Collect all lines below with the string "database".

------------------------

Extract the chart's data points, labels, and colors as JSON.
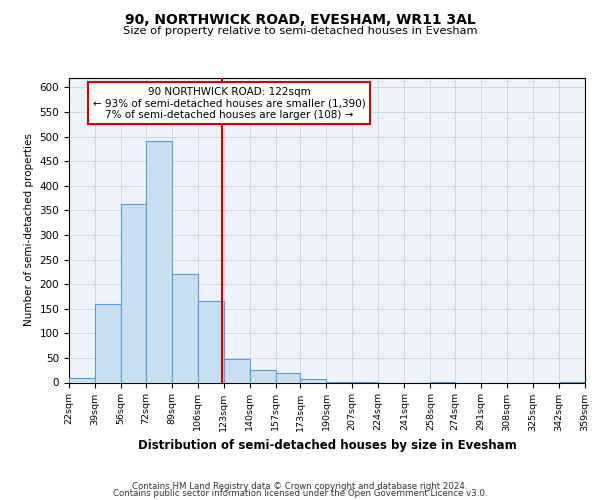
{
  "title": "90, NORTHWICK ROAD, EVESHAM, WR11 3AL",
  "subtitle": "Size of property relative to semi-detached houses in Evesham",
  "xlabel": "Distribution of semi-detached houses by size in Evesham",
  "ylabel": "Number of semi-detached properties",
  "bin_edges": [
    22,
    39,
    56,
    72,
    89,
    106,
    123,
    140,
    157,
    173,
    190,
    207,
    224,
    241,
    258,
    274,
    291,
    308,
    325,
    342,
    359
  ],
  "bin_labels": [
    "22sqm",
    "39sqm",
    "56sqm",
    "72sqm",
    "89sqm",
    "106sqm",
    "123sqm",
    "140sqm",
    "157sqm",
    "173sqm",
    "190sqm",
    "207sqm",
    "224sqm",
    "241sqm",
    "258sqm",
    "274sqm",
    "291sqm",
    "308sqm",
    "325sqm",
    "342sqm",
    "359sqm"
  ],
  "counts": [
    10,
    160,
    363,
    490,
    220,
    165,
    48,
    25,
    20,
    7,
    1,
    1,
    0,
    0,
    1,
    0,
    0,
    0,
    0,
    1
  ],
  "bar_color": "#c8dff0",
  "bar_edge_color": "#5b9bd5",
  "property_size": 122,
  "vline_color": "#cc0000",
  "annotation_line1": "90 NORTHWICK ROAD: 122sqm",
  "annotation_line2": "← 93% of semi-detached houses are smaller (1,390)",
  "annotation_line3": "7% of semi-detached houses are larger (108) →",
  "annotation_box_color": "#ffffff",
  "annotation_box_edge": "#cc0000",
  "ylim": [
    0,
    620
  ],
  "yticks": [
    0,
    50,
    100,
    150,
    200,
    250,
    300,
    350,
    400,
    450,
    500,
    550,
    600
  ],
  "footer_line1": "Contains HM Land Registry data © Crown copyright and database right 2024.",
  "footer_line2": "Contains public sector information licensed under the Open Government Licence v3.0.",
  "grid_color": "#d0d8e8",
  "background_color": "#eef2fa"
}
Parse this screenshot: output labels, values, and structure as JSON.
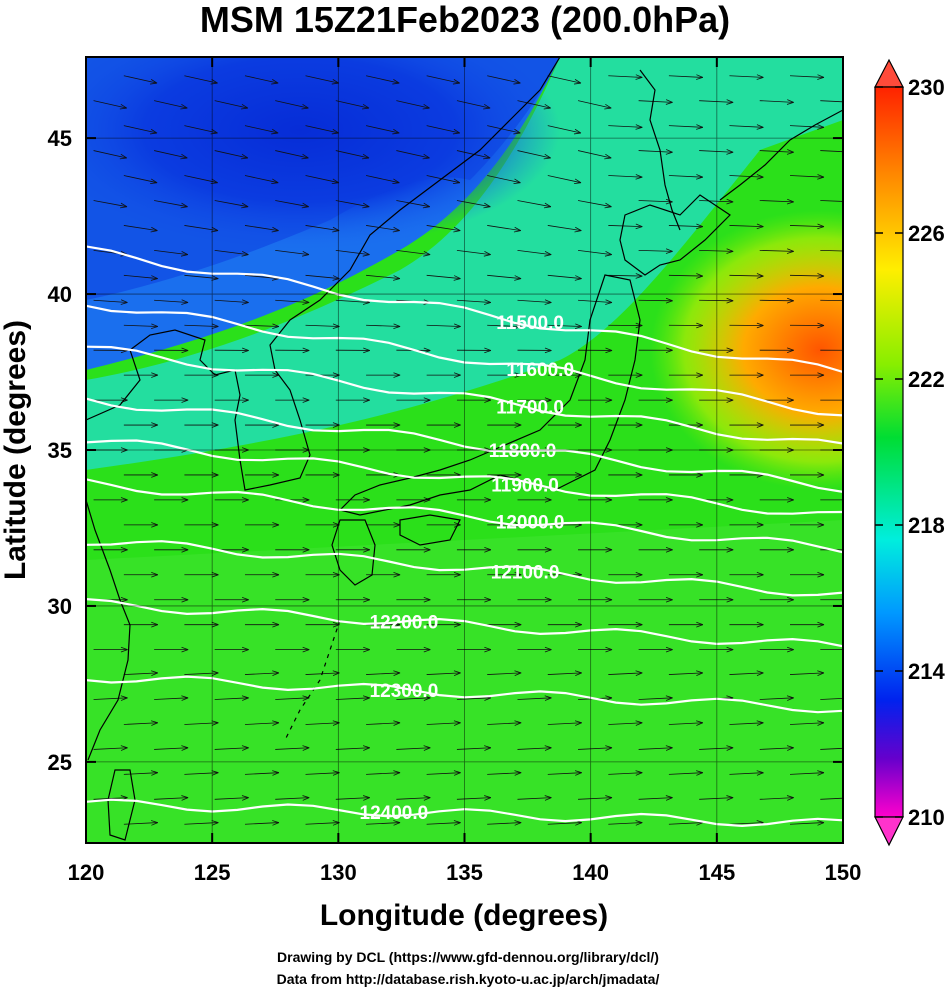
{
  "title": "MSM 15Z21Feb2023 (200.0hPa)",
  "axes": {
    "xlabel": "Longitude (degrees)",
    "ylabel": "Latitude  (degrees)",
    "xlim": [
      120,
      150
    ],
    "ylim": [
      22.4,
      47.6
    ],
    "xticks": [
      "120",
      "125",
      "130",
      "135",
      "140",
      "145",
      "150"
    ],
    "yticks": [
      "25",
      "30",
      "35",
      "40",
      "45"
    ]
  },
  "colorbar": {
    "min": 210,
    "max": 230,
    "labels": [
      "230",
      "226",
      "222",
      "218",
      "214",
      "210"
    ]
  },
  "colors": {
    "frame": "#000000",
    "contour": "#ffffff",
    "coast": "#000000"
  },
  "contour_labels": [
    {
      "text": "11500.0",
      "lon": 137.6,
      "lat": 39.1
    },
    {
      "text": "11600.0",
      "lon": 138.0,
      "lat": 37.6
    },
    {
      "text": "11700.0",
      "lon": 137.6,
      "lat": 36.4
    },
    {
      "text": "11800.0",
      "lon": 137.3,
      "lat": 35.0
    },
    {
      "text": "11900.0",
      "lon": 137.4,
      "lat": 33.9
    },
    {
      "text": "12000.0",
      "lon": 137.6,
      "lat": 32.7
    },
    {
      "text": "12100.0",
      "lon": 137.4,
      "lat": 31.1
    },
    {
      "text": "12200.0",
      "lon": 132.6,
      "lat": 29.5
    },
    {
      "text": "12300.0",
      "lon": 132.6,
      "lat": 27.3
    },
    {
      "text": "12400.0",
      "lon": 132.2,
      "lat": 23.4
    }
  ],
  "footer": {
    "line1": "Drawing by DCL (https://www.gfd-dennou.org/library/dcl/)",
    "line2": "Data from http://database.rish.kyoto-u.ac.jp/arch/jmadata/"
  }
}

------------------------

_Answer for the task:_
  "footer_line1": "Contains HM Land Registry data © Crown copyright and database right 2024.",
    "line2": "Data from http://database.rish.kyoto-u.ac.jp/arch/jmadata/"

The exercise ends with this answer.